## [Material provided]
______

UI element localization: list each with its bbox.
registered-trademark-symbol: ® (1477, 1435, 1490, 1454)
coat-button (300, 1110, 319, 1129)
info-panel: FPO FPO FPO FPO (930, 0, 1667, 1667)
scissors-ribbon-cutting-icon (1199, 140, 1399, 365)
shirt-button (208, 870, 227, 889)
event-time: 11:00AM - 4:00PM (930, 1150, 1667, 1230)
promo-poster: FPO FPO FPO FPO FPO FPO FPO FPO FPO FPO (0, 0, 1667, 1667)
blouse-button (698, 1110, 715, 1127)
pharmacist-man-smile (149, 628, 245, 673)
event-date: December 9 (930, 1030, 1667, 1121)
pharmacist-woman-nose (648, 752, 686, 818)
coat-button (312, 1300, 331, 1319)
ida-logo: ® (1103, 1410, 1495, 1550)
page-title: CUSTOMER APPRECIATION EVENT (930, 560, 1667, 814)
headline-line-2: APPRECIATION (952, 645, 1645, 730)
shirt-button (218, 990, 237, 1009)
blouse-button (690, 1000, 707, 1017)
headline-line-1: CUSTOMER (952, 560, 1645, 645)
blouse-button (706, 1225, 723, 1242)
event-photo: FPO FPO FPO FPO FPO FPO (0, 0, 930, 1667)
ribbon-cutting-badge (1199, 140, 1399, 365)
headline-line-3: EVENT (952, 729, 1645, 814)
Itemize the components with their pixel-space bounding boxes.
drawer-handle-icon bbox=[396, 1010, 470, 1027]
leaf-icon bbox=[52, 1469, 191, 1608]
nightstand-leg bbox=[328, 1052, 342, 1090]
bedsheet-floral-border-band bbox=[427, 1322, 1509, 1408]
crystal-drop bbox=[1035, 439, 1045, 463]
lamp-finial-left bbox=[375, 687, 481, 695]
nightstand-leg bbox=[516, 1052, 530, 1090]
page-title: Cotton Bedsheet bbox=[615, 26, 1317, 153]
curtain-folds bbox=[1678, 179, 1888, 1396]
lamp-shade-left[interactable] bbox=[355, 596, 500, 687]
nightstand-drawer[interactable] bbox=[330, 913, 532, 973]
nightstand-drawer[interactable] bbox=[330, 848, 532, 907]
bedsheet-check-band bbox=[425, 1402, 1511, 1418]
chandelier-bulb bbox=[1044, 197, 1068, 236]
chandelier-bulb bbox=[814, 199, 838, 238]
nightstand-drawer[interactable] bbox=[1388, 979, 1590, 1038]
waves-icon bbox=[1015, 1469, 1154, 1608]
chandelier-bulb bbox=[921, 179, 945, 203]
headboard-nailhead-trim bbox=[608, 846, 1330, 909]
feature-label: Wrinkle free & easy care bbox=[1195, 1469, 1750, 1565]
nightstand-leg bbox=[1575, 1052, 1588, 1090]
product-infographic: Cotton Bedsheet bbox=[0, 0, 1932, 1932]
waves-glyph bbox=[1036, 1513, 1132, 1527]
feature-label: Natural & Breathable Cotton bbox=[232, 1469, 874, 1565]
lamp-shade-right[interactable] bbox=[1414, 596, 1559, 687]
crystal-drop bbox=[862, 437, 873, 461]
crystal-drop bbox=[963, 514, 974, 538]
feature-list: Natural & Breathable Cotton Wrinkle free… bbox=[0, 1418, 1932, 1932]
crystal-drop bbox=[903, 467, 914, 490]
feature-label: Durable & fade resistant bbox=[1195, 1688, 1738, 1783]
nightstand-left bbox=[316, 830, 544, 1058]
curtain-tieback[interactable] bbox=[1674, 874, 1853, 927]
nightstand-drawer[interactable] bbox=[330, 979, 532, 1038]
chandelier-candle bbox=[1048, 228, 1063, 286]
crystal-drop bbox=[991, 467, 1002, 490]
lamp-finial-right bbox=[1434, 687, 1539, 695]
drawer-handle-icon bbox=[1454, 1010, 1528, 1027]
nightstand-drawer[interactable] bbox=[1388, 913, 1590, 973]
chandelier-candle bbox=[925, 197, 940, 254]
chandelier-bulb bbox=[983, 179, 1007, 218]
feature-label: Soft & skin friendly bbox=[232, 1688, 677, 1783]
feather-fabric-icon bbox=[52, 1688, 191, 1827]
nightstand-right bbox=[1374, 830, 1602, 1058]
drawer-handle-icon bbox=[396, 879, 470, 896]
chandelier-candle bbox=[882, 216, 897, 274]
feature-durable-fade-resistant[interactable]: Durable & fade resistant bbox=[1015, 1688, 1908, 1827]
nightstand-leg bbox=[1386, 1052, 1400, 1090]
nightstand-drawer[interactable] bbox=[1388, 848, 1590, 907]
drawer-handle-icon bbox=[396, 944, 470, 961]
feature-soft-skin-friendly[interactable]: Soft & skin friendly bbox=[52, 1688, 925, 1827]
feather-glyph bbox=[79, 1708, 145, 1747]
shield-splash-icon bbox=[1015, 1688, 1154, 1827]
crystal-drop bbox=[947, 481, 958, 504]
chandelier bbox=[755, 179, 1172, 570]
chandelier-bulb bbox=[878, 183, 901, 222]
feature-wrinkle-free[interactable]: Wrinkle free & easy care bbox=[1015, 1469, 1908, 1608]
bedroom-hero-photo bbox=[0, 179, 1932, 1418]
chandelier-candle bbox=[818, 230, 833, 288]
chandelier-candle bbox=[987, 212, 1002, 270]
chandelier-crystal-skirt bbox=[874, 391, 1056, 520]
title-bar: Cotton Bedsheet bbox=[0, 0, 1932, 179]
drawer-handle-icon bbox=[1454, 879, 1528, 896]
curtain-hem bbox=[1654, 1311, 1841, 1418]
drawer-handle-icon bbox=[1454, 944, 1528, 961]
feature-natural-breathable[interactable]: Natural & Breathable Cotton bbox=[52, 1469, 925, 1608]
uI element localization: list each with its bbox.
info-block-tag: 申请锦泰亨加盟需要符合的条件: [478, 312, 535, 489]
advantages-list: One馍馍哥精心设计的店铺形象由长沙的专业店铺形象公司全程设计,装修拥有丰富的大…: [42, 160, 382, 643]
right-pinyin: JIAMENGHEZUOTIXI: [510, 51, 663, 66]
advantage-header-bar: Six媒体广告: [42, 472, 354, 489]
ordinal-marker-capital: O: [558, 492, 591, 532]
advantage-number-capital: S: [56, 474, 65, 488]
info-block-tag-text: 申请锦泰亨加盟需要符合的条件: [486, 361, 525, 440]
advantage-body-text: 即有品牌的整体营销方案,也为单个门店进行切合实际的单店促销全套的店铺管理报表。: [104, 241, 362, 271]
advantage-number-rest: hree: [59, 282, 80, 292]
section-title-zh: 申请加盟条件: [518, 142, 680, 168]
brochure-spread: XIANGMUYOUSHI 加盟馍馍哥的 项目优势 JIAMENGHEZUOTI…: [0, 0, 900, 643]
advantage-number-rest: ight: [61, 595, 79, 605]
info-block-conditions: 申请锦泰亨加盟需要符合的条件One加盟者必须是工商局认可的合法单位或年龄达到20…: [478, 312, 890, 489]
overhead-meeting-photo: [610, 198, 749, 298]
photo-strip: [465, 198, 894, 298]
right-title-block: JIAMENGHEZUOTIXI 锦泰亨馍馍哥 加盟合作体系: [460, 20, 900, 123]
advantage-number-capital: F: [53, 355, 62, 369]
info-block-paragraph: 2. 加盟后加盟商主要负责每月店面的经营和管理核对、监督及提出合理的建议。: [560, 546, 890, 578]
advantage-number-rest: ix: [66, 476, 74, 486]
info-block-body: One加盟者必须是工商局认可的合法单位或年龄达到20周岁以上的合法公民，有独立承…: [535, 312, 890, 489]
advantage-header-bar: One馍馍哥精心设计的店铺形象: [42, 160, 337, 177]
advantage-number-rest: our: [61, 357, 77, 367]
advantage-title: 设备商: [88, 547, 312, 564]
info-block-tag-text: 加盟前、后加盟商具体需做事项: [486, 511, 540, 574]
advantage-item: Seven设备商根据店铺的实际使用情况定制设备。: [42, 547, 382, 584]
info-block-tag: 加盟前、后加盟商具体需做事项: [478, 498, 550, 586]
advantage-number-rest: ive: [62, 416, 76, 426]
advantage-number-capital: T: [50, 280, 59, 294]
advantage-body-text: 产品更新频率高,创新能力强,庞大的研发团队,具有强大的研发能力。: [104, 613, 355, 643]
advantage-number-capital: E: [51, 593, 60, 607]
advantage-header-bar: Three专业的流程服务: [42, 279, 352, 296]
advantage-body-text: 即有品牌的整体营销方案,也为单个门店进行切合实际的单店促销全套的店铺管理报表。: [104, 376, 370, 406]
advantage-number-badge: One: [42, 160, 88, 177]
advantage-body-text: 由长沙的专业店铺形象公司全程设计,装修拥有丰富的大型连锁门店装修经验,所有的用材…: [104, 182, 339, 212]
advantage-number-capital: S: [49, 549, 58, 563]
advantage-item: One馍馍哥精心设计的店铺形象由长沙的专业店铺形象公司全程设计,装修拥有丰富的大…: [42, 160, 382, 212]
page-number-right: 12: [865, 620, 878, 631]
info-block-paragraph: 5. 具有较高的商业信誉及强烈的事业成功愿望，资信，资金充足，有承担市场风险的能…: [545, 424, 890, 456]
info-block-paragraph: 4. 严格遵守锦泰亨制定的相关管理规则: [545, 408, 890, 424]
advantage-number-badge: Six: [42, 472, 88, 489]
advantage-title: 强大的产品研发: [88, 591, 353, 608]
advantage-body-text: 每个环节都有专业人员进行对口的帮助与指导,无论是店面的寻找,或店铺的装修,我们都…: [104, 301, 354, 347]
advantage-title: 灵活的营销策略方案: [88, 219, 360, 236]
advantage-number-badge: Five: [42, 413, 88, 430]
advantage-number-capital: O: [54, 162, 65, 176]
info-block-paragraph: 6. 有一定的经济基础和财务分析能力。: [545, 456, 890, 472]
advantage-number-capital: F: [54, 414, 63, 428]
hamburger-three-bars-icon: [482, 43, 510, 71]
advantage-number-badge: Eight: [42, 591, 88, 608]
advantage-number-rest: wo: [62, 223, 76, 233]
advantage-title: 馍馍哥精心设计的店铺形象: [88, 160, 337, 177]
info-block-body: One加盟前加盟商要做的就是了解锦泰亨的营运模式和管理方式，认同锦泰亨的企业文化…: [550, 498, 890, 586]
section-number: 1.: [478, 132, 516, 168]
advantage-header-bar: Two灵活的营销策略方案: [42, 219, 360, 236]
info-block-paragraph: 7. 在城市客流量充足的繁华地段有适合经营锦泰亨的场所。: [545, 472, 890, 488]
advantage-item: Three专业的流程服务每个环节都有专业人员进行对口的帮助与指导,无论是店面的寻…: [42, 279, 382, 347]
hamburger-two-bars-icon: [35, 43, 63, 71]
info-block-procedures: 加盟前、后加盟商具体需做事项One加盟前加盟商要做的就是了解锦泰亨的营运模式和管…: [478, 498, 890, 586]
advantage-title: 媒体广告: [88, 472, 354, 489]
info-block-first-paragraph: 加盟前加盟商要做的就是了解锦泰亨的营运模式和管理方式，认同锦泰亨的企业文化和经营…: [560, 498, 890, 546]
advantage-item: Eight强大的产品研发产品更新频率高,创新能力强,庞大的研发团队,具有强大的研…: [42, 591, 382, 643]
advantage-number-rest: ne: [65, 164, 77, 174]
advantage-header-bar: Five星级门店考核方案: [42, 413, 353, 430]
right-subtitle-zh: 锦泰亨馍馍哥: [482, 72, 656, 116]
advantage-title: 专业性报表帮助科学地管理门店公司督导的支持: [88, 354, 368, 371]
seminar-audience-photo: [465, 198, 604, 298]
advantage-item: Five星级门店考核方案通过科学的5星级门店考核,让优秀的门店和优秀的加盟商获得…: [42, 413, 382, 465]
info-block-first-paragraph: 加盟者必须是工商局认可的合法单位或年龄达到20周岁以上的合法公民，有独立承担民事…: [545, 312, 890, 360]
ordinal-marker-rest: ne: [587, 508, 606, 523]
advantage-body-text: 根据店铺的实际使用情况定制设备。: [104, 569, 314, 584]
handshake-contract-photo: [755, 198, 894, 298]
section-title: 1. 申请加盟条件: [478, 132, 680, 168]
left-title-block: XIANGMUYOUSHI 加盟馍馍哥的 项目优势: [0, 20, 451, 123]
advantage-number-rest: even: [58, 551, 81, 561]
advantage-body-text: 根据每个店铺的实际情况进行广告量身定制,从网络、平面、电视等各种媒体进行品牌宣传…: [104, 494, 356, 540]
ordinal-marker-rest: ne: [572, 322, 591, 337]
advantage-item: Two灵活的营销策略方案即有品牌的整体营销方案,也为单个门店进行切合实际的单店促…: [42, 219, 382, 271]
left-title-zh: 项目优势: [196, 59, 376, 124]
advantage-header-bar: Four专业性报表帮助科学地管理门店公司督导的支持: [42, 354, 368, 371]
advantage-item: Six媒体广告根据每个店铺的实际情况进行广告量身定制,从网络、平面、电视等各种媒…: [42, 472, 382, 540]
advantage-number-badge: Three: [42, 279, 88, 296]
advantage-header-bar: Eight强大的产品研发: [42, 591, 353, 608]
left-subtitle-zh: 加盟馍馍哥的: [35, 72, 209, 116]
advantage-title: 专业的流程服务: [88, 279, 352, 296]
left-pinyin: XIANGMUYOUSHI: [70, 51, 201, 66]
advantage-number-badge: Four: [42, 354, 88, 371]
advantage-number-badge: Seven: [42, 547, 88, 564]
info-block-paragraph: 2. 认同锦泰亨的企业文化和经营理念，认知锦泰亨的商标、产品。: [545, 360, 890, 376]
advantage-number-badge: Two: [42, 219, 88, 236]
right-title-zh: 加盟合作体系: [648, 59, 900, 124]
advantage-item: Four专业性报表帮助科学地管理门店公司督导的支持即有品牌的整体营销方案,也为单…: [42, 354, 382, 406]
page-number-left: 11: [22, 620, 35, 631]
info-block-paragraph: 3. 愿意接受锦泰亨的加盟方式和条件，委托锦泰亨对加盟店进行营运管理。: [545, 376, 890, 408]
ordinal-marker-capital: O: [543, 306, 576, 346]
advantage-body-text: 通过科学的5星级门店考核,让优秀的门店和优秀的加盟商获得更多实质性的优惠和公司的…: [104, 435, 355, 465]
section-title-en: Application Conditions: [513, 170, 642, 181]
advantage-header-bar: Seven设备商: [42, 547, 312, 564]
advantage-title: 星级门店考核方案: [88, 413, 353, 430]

______

## [Brief]
Convert the entries, from the very first line up to and including the line that contains "shirt-button (208, 870, 227, 889)", into a Markdown table with the columns Row and Line, numbering each row and skipping any blank lines.

## [Correct output]
| Row | Line |
|---|---|
| 1 | UI element localization: list each with its bbox. |
| 2 | registered-trademark-symbol: ® (1477, 1435, 1490, 1454) |
| 3 | coat-button (300, 1110, 319, 1129) |
| 4 | info-panel: FPO FPO FPO FPO (930, 0, 1667, 1667) |
| 5 | scissors-ribbon-cutting-icon (1199, 140, 1399, 365) |
| 6 | shirt-button (208, 870, 227, 889) |